■ Problem to solve: Every line of the data must be copied exactly.

***** Exercise material

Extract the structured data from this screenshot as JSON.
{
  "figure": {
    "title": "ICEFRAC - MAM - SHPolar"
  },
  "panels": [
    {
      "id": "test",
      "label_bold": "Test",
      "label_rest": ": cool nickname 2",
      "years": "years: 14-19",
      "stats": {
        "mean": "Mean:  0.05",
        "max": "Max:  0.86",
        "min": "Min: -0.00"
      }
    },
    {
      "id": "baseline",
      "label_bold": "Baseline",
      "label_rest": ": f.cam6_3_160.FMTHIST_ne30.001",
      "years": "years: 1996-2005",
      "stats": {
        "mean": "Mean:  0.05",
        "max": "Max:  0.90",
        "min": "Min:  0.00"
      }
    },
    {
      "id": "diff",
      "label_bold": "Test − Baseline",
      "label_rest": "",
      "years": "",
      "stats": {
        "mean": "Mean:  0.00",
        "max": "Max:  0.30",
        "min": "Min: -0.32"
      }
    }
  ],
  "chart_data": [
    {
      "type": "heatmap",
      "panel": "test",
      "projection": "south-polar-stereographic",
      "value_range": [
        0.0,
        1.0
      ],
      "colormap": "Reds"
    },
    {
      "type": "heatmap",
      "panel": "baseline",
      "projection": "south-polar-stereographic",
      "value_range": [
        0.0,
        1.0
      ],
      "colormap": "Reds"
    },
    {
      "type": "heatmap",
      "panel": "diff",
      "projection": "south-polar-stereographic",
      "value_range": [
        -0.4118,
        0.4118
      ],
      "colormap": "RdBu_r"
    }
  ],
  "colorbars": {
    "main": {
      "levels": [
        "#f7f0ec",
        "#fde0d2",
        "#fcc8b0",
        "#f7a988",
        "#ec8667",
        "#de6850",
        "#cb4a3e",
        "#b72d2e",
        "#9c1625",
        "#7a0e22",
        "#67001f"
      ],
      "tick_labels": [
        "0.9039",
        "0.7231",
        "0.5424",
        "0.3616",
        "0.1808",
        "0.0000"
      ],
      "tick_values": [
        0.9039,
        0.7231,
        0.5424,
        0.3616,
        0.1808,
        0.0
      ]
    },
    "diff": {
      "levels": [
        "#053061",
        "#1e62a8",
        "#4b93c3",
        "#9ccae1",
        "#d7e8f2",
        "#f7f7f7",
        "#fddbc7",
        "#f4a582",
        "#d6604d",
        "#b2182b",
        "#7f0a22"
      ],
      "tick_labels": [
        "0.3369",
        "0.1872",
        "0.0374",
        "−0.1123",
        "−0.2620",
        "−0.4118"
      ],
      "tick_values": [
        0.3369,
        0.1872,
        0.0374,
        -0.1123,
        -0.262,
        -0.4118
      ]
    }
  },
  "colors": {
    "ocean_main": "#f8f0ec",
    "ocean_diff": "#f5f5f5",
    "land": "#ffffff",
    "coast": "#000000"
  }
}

**********

■ Reply:
Extract the structured data from this screenshot as JSON.
{
  "figure": {
    "title": "ICEFRAC - MAM - SHPolar"
  },
  "panels": [
    {
      "id": "test",
      "label_bold": "Test",
      "label_rest": ": cool nickname 2",
      "years": "years: 14-19",
      "stats": {
        "mean": "Mean:  0.05",
        "max": "Max:  0.86",
        "min": "Min: -0.00"
      }
    },
    {
      "id": "baseline",
      "label_bold": "Baseline",
      "label_rest": ": f.cam6_3_160.FMTHIST_ne30.001",
      "years": "years: 1996-2005",
      "stats": {
        "mean": "Mean:  0.05",
        "max": "Max:  0.90",
        "min": "Min:  0.00"
      }
    },
    {
      "id": "diff",
      "label_bold": "Test − Baseline",
      "label_rest": "",
      "years": "",
      "stats": {
        "mean": "Mean:  0.00",
        "max": "Max:  0.30",
        "min": "Min: -0.32"
      }
    }
  ],
  "chart_data": [
    {
      "type": "heatmap",
      "panel": "test",
      "projection": "south-polar-stereographic",
      "value_range": [
        0.0,
        1.0
      ],
      "colormap": "Reds"
    },
    {
      "type": "heatmap",
      "panel": "baseline",
      "projection": "south-polar-stereographic",
      "value_range": [
        0.0,
        1.0
      ],
      "colormap": "Reds"
    },
    {
      "type": "heatmap",
      "panel": "diff",
      "projection": "south-polar-stereographic",
      "value_range": [
        -0.4118,
        0.4118
      ],
      "colormap": "RdBu_r"
    }
  ],
  "colorbars": {
    "main": {
      "levels": [
        "#f7f0ec",
        "#fde0d2",
        "#fcc8b0",
        "#f7a988",
        "#ec8667",
        "#de6850",
        "#cb4a3e",
        "#b72d2e",
        "#9c1625",
        "#7a0e22",
        "#67001f"
      ],
      "tick_labels": [
        "0.9039",
        "0.7231",
        "0.5424",
        "0.3616",
        "0.1808",
        "0.0000"
      ],
      "tick_values": [
        0.9039,
        0.7231,
        0.5424,
        0.3616,
        0.1808,
        0.0
      ]
    },
    "diff": {
      "levels": [
        "#053061",
        "#1e62a8",
        "#4b93c3",
        "#9ccae1",
        "#d7e8f2",
        "#f7f7f7",
        "#fddbc7",
        "#f4a582",
        "#d6604d",
        "#b2182b",
        "#7f0a22"
      ],
      "tick_labels": [
        "0.3369",
        "0.1872",
        "0.0374",
        "−0.1123",
        "−0.2620",
        "−0.4118"
      ],
      "tick_values": [
        0.3369,
        0.1872,
        0.0374,
        -0.1123,
        -0.262,
        -0.4118
      ]
    }
  },
  "colors": {
    "ocean_main": "#f8f0ec",
    "ocean_diff": "#f5f5f5",
    "land": "#ffffff",
    "coast": "#000000"
  }
}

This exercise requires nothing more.